◆ Data listing:
--

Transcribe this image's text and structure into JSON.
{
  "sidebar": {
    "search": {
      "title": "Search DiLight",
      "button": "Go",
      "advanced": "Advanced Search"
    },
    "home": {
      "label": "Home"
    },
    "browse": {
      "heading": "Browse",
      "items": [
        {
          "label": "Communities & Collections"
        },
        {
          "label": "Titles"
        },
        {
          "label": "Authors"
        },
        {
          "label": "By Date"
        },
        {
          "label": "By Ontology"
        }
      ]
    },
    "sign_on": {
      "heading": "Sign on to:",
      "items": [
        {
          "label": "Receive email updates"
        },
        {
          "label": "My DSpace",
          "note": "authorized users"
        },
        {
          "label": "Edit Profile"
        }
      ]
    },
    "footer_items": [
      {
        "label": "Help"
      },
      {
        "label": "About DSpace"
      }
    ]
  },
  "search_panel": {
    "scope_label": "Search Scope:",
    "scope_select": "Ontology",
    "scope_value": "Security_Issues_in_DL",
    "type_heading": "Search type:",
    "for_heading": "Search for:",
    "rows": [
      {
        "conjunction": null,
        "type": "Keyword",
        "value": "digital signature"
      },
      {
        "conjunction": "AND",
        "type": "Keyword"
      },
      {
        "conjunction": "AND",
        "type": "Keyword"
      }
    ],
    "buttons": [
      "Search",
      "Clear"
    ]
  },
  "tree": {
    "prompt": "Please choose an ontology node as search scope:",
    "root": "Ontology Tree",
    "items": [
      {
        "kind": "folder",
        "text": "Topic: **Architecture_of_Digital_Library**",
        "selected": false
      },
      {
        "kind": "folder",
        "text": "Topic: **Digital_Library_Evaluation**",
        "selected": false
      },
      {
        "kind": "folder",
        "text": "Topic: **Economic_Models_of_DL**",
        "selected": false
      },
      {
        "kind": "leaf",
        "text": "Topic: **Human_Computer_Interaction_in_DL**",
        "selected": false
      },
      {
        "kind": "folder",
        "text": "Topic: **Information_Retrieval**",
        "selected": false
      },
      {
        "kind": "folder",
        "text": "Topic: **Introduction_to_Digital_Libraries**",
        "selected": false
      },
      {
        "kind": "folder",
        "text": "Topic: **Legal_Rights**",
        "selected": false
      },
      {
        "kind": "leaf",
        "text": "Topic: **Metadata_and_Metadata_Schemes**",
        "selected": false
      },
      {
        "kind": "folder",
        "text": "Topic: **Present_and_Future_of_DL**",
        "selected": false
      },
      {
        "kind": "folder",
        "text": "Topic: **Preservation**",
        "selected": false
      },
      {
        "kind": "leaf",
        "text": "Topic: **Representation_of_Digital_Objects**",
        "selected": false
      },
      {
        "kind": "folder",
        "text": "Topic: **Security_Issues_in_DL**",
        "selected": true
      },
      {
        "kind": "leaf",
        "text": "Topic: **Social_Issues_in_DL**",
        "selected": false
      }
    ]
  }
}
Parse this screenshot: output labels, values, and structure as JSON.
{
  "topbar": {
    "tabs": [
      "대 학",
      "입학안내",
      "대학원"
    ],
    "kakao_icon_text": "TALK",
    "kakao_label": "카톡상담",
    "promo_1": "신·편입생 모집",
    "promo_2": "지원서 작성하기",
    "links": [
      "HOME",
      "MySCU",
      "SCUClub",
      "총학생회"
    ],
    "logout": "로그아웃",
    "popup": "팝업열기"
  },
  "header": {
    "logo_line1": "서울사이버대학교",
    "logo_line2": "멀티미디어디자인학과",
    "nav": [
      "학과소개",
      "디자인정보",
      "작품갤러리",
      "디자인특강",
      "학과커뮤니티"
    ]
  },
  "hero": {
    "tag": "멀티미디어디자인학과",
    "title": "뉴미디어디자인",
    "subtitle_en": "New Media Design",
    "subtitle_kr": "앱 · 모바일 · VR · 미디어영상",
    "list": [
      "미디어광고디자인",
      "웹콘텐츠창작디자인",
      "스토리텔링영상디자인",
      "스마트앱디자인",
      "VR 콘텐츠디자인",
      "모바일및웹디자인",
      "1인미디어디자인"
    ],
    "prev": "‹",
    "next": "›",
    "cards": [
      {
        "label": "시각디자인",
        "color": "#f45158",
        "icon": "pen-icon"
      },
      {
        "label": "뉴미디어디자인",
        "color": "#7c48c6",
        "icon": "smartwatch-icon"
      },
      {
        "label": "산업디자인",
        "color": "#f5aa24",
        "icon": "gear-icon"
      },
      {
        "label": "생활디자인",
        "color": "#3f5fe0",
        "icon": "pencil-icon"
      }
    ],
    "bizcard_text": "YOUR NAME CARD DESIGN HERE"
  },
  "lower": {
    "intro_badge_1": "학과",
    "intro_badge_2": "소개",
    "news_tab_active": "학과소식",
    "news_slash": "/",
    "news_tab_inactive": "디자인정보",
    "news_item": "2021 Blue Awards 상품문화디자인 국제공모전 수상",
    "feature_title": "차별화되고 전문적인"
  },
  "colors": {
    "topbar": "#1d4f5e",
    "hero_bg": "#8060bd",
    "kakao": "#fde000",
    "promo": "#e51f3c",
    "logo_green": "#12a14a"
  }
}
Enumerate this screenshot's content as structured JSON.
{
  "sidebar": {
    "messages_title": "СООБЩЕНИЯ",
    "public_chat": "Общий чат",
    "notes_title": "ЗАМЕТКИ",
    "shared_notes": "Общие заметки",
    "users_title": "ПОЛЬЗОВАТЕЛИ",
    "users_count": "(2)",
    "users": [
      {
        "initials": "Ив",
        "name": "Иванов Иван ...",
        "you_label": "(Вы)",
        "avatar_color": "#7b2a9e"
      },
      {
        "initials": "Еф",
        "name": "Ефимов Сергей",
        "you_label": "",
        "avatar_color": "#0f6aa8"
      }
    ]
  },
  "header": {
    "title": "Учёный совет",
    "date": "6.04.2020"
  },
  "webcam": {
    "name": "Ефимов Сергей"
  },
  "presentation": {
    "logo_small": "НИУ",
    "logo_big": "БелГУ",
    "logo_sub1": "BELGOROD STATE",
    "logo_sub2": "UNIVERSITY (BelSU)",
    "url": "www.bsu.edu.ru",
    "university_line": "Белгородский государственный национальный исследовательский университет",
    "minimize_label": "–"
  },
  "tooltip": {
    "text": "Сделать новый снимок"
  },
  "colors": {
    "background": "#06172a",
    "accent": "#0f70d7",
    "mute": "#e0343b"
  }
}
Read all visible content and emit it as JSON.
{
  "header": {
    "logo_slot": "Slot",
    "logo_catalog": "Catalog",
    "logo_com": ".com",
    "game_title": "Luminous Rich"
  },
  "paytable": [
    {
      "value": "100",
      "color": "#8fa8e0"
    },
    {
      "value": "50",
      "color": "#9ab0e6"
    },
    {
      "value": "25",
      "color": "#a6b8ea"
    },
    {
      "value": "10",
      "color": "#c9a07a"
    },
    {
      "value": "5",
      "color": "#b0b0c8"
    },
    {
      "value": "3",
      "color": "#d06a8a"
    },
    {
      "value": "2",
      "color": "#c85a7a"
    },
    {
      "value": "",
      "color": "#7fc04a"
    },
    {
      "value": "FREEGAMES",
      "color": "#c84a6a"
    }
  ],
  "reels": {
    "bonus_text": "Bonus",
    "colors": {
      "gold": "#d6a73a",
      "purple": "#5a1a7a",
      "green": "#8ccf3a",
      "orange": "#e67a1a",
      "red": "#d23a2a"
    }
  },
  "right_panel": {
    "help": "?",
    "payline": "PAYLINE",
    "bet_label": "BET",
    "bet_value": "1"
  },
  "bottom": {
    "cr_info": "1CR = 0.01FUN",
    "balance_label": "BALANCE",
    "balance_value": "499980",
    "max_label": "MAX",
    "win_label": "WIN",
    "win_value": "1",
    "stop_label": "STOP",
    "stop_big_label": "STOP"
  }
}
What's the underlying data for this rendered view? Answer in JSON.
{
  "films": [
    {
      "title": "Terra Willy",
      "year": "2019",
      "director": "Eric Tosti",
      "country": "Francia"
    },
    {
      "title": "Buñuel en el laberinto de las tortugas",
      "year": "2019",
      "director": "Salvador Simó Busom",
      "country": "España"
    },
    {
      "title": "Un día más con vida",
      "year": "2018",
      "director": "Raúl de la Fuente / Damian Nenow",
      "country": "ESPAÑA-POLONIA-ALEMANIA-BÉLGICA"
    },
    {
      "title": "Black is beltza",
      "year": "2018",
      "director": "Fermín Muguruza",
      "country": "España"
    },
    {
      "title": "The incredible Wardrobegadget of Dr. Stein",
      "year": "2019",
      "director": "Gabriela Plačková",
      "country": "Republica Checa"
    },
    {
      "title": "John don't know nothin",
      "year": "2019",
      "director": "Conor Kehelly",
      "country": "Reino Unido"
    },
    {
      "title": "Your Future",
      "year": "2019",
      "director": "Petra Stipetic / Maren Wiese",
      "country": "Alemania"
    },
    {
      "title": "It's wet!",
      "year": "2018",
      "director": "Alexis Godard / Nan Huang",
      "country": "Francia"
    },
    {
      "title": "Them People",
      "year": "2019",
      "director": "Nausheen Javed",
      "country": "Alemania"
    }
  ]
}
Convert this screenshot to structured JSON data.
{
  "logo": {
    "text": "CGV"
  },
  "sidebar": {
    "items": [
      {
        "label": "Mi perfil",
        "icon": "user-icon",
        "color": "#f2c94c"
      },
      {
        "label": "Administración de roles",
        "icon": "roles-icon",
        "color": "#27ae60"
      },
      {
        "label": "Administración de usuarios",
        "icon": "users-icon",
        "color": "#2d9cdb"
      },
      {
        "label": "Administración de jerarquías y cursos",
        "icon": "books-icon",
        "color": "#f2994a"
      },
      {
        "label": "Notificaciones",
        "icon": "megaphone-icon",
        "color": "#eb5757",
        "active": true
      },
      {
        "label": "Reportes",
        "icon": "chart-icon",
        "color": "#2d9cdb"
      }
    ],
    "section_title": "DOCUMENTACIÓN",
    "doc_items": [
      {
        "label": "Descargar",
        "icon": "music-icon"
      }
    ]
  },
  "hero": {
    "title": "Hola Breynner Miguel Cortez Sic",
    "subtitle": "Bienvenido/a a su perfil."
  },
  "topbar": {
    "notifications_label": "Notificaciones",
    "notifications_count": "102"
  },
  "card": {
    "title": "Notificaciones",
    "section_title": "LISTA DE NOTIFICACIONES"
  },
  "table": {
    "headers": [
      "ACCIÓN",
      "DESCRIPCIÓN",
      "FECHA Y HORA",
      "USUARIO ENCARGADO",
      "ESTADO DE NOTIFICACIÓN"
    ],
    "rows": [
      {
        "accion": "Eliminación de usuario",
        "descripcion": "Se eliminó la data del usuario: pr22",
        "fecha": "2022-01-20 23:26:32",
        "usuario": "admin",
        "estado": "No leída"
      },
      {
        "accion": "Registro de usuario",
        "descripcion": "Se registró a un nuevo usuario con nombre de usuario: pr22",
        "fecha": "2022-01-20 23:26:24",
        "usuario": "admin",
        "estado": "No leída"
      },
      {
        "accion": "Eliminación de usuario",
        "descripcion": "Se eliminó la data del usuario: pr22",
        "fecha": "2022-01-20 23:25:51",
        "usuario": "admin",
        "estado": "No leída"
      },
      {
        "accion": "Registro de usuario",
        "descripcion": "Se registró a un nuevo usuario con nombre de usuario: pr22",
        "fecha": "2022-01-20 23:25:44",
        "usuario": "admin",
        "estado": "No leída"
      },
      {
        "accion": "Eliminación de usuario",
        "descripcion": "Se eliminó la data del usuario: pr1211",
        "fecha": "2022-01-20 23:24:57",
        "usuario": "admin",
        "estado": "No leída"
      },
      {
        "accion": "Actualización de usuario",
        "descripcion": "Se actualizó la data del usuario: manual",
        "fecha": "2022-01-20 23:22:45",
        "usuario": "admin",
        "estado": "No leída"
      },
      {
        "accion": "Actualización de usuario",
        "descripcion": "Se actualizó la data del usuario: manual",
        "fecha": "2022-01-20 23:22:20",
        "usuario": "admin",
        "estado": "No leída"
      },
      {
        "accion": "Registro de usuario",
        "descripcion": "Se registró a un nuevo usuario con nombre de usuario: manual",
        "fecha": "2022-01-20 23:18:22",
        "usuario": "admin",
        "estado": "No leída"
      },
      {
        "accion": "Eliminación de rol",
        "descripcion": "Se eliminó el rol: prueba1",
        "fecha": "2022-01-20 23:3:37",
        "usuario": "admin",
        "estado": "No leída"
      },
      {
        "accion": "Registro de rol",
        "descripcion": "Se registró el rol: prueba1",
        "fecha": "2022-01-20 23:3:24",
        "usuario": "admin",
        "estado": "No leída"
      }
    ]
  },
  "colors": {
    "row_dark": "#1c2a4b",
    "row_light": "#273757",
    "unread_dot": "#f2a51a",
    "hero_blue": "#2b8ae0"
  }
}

--

◆ What needs to be done: Gather all lines with the string "type" from the data.

◆ Exercise answer:
    "type_heading": "Search type:",
        "type": "Keyword",
        "type": "Keyword"
        "type": "Keyword"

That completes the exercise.